Items from a document page collection
....................
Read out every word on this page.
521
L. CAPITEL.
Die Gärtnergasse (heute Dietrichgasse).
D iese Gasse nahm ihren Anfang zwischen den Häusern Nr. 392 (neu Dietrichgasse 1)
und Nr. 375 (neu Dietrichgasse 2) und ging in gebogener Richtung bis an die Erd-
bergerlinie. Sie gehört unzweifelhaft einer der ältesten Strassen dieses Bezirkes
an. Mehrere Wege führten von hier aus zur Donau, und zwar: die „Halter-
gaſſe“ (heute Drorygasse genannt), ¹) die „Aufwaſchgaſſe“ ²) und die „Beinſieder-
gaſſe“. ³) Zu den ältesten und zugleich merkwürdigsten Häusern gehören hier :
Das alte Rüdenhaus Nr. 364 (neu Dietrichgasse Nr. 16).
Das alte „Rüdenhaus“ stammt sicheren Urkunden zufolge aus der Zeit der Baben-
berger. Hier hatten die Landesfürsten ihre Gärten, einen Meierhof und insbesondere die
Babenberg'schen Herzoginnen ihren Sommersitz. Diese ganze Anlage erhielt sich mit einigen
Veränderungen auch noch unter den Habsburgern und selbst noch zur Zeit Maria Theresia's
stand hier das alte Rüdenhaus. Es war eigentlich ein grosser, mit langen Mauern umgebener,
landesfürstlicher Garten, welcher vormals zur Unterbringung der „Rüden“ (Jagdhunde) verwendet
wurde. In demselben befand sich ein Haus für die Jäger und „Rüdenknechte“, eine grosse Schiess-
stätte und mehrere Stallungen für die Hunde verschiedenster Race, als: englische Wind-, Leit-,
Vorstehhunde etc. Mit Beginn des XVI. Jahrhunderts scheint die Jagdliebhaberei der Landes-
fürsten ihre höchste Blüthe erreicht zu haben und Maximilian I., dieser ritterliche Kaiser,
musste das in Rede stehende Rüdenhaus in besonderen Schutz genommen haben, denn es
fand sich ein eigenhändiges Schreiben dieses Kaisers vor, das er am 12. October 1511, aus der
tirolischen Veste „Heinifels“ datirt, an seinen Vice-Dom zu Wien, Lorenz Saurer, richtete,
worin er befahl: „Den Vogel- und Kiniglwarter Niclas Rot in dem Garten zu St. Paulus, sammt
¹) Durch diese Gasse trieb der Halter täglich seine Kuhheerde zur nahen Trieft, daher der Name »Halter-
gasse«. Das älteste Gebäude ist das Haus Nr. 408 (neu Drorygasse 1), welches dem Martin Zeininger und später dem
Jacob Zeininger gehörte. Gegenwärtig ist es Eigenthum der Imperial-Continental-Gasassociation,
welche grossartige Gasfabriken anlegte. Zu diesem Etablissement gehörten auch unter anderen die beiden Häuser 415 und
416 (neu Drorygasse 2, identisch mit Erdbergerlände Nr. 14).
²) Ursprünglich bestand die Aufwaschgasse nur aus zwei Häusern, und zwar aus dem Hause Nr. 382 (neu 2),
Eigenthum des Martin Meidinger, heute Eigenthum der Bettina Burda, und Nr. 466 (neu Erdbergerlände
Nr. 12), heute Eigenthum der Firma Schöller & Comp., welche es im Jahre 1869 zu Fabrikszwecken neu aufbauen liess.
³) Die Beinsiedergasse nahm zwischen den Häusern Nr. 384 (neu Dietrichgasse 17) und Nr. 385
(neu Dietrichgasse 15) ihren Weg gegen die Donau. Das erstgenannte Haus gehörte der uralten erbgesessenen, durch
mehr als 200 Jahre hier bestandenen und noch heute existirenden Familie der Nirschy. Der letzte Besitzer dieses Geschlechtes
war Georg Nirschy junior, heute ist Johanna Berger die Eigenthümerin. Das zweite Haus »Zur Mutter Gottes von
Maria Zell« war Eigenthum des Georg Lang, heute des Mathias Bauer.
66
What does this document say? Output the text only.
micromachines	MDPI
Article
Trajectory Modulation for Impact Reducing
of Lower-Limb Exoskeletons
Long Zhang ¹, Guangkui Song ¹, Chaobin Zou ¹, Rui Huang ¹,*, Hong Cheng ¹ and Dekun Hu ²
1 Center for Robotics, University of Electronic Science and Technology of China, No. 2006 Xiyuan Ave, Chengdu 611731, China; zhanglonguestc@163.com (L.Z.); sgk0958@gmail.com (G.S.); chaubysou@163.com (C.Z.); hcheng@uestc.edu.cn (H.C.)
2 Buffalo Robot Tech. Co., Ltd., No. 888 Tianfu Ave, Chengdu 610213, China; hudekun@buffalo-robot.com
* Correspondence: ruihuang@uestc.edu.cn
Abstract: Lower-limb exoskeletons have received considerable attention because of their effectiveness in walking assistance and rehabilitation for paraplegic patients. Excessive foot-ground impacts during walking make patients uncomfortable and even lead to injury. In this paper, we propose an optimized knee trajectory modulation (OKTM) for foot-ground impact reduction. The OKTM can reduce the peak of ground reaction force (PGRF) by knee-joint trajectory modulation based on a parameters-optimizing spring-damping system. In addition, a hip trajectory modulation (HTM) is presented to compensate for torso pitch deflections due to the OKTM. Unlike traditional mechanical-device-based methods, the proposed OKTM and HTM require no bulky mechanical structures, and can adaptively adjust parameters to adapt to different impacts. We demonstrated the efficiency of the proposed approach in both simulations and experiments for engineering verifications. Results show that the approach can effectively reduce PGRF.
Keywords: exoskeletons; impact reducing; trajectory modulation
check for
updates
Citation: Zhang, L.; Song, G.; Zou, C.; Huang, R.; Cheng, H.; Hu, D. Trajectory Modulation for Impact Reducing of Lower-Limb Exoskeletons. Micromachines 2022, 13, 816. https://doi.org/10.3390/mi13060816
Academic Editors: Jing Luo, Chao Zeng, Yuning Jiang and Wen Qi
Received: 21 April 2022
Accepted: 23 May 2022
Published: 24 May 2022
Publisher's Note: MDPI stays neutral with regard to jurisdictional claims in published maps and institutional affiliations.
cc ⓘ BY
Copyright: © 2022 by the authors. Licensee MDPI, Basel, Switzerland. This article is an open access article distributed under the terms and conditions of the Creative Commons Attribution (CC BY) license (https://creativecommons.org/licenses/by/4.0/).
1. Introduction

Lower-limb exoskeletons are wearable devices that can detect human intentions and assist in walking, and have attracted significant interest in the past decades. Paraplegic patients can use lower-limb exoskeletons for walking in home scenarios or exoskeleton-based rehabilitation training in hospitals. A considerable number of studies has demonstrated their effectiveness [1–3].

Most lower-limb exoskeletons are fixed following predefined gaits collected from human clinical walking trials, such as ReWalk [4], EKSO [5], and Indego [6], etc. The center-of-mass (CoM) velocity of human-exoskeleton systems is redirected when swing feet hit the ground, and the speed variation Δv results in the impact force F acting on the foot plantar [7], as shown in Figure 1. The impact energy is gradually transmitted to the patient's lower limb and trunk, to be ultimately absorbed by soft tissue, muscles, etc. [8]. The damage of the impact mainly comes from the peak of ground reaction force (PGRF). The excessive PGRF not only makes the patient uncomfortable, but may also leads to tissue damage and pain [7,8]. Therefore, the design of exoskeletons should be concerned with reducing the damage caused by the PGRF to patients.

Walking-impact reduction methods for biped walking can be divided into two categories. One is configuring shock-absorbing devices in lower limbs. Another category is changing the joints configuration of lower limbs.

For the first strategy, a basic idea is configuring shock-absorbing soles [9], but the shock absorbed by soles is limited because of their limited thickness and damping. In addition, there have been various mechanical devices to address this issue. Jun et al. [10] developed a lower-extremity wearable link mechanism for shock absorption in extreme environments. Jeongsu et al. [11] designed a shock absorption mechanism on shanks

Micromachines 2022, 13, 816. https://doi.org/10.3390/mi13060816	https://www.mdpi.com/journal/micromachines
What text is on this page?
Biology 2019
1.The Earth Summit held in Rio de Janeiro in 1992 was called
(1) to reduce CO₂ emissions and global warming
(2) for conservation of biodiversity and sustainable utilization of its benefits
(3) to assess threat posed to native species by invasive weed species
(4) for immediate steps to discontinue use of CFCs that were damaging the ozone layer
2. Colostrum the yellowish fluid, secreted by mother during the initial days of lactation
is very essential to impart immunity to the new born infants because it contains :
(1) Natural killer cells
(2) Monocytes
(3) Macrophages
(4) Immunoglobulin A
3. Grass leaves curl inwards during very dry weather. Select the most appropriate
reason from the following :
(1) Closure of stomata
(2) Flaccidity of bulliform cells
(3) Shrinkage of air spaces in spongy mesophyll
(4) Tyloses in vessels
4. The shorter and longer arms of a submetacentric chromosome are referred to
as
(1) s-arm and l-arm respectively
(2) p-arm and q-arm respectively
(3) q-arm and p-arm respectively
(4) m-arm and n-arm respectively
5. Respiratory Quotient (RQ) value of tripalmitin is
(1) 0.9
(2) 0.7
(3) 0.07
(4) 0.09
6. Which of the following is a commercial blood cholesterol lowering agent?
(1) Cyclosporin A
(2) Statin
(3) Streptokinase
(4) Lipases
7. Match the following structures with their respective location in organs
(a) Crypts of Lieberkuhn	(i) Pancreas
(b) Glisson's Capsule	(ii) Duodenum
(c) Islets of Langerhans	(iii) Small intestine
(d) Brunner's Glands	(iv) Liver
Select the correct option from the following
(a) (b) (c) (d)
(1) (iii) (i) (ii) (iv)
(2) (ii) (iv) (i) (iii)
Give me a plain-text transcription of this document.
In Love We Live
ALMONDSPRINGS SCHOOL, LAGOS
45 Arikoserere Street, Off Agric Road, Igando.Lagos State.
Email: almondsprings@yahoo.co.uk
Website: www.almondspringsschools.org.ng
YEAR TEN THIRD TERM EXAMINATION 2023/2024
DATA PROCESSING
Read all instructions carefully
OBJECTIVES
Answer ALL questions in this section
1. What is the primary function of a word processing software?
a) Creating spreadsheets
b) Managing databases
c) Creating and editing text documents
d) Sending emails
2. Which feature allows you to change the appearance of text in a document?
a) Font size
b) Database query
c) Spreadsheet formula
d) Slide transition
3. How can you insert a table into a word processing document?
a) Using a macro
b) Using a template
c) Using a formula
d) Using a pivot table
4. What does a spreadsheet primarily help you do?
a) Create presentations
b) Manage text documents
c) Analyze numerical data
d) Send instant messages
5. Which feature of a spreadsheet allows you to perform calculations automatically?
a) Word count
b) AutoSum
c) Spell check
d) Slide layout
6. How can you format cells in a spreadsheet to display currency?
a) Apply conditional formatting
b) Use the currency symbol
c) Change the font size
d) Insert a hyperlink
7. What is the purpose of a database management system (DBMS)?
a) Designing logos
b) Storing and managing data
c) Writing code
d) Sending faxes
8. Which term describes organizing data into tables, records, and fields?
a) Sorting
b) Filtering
....................
§ **What is needed**
Nothing but a number is expected: how many lines in the data above hold the word "Erdbergerlände".

§ **Expected output**
2